Written exercise:
Take the entries below and print all of them exactly, please.
#####
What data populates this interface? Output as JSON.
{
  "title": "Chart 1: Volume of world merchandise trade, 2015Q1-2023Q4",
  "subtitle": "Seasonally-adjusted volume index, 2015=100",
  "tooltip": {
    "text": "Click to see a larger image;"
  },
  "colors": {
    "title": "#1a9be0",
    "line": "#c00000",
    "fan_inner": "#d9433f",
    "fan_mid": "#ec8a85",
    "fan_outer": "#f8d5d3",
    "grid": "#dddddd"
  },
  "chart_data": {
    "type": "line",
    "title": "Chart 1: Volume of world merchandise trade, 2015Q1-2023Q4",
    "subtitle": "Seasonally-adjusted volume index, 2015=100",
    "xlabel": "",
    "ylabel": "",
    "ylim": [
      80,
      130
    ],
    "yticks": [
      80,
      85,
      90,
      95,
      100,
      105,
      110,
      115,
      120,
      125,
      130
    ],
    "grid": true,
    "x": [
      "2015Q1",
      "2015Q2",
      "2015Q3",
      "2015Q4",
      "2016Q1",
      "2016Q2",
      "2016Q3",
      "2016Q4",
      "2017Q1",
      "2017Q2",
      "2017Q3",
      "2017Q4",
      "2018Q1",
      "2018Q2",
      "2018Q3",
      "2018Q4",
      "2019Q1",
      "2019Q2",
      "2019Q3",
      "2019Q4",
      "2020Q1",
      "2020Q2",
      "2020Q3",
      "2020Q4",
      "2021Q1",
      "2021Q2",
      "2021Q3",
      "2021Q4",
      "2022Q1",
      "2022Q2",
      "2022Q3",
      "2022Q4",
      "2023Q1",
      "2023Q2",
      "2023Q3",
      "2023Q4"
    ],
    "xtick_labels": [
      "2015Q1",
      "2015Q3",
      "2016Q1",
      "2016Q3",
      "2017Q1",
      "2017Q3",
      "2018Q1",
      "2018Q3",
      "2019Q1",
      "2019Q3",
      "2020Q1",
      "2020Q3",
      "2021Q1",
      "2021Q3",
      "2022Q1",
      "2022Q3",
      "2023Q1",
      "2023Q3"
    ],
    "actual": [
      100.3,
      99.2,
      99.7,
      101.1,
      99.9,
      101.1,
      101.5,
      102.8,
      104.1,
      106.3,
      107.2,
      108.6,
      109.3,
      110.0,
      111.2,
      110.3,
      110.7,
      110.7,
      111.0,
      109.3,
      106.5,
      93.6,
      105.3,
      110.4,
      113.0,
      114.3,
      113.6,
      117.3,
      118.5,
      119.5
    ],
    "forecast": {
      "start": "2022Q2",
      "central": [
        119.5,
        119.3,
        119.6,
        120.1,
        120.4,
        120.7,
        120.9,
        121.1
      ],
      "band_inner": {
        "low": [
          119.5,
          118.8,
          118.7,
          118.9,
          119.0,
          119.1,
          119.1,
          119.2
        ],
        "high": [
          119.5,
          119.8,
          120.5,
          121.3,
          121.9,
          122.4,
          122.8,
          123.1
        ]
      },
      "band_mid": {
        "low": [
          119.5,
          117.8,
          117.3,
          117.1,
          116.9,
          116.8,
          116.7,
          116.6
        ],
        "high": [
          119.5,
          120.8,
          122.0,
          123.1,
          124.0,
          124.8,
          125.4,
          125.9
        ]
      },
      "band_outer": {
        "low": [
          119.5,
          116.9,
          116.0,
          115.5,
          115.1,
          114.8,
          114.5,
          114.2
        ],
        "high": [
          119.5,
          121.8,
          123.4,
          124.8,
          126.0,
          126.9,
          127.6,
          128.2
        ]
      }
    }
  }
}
#####
Solution for this exercise:
What data populates this interface? Output as JSON.
{
  "title": "Chart 1: Volume of world merchandise trade, 2015Q1-2023Q4",
  "subtitle": "Seasonally-adjusted volume index, 2015=100",
  "tooltip": {
    "text": "Click to see a larger image;"
  },
  "colors": {
    "title": "#1a9be0",
    "line": "#c00000",
    "fan_inner": "#d9433f",
    "fan_mid": "#ec8a85",
    "fan_outer": "#f8d5d3",
    "grid": "#dddddd"
  },
  "chart_data": {
    "type": "line",
    "title": "Chart 1: Volume of world merchandise trade, 2015Q1-2023Q4",
    "subtitle": "Seasonally-adjusted volume index, 2015=100",
    "xlabel": "",
    "ylabel": "",
    "ylim": [
      80,
      130
    ],
    "yticks": [
      80,
      85,
      90,
      95,
      100,
      105,
      110,
      115,
      120,
      125,
      130
    ],
    "grid": true,
    "x": [
      "2015Q1",
      "2015Q2",
      "2015Q3",
      "2015Q4",
      "2016Q1",
      "2016Q2",
      "2016Q3",
      "2016Q4",
      "2017Q1",
      "2017Q2",
      "2017Q3",
      "2017Q4",
      "2018Q1",
      "2018Q2",
      "2018Q3",
      "2018Q4",
      "2019Q1",
      "2019Q2",
      "2019Q3",
      "2019Q4",
      "2020Q1",
      "2020Q2",
      "2020Q3",
      "2020Q4",
      "2021Q1",
      "2021Q2",
      "2021Q3",
      "2021Q4",
      "2022Q1",
      "2022Q2",
      "2022Q3",
      "2022Q4",
      "2023Q1",
      "2023Q2",
      "2023Q3",
      "2023Q4"
    ],
    "xtick_labels": [
      "2015Q1",
      "2015Q3",
      "2016Q1",
      "2016Q3",
      "2017Q1",
      "2017Q3",
      "2018Q1",
      "2018Q3",
      "2019Q1",
      "2019Q3",
      "2020Q1",
      "2020Q3",
      "2021Q1",
      "2021Q3",
      "2022Q1",
      "2022Q3",
      "2023Q1",
      "2023Q3"
    ],
    "actual": [
      100.3,
      99.2,
      99.7,
      101.1,
      99.9,
      101.1,
      101.5,
      102.8,
      104.1,
      106.3,
      107.2,
      108.6,
      109.3,
      110.0,
      111.2,
      110.3,
      110.7,
      110.7,
      111.0,
      109.3,
      106.5,
      93.6,
      105.3,
      110.4,
      113.0,
      114.3,
      113.6,
      117.3,
      118.5,
      119.5
    ],
    "forecast": {
      "start": "2022Q2",
      "central": [
        119.5,
        119.3,
        119.6,
        120.1,
        120.4,
        120.7,
        120.9,
        121.1
      ],
      "band_inner": {
        "low": [
          119.5,
          118.8,
          118.7,
          118.9,
          119.0,
          119.1,
          119.1,
          119.2
        ],
        "high": [
          119.5,
          119.8,
          120.5,
          121.3,
          121.9,
          122.4,
          122.8,
          123.1
        ]
      },
      "band_mid": {
        "low": [
          119.5,
          117.8,
          117.3,
          117.1,
          116.9,
          116.8,
          116.7,
          116.6
        ],
        "high": [
          119.5,
          120.8,
          122.0,
          123.1,
          124.0,
          124.8,
          125.4,
          125.9
        ]
      },
      "band_outer": {
        "low": [
          119.5,
          116.9,
          116.0,
          115.5,
          115.1,
          114.8,
          114.5,
          114.2
        ],
        "high": [
          119.5,
          121.8,
          123.4,
          124.8,
          126.0,
          126.9,
          127.6,
          128.2
        ]
      }
    }
  }
}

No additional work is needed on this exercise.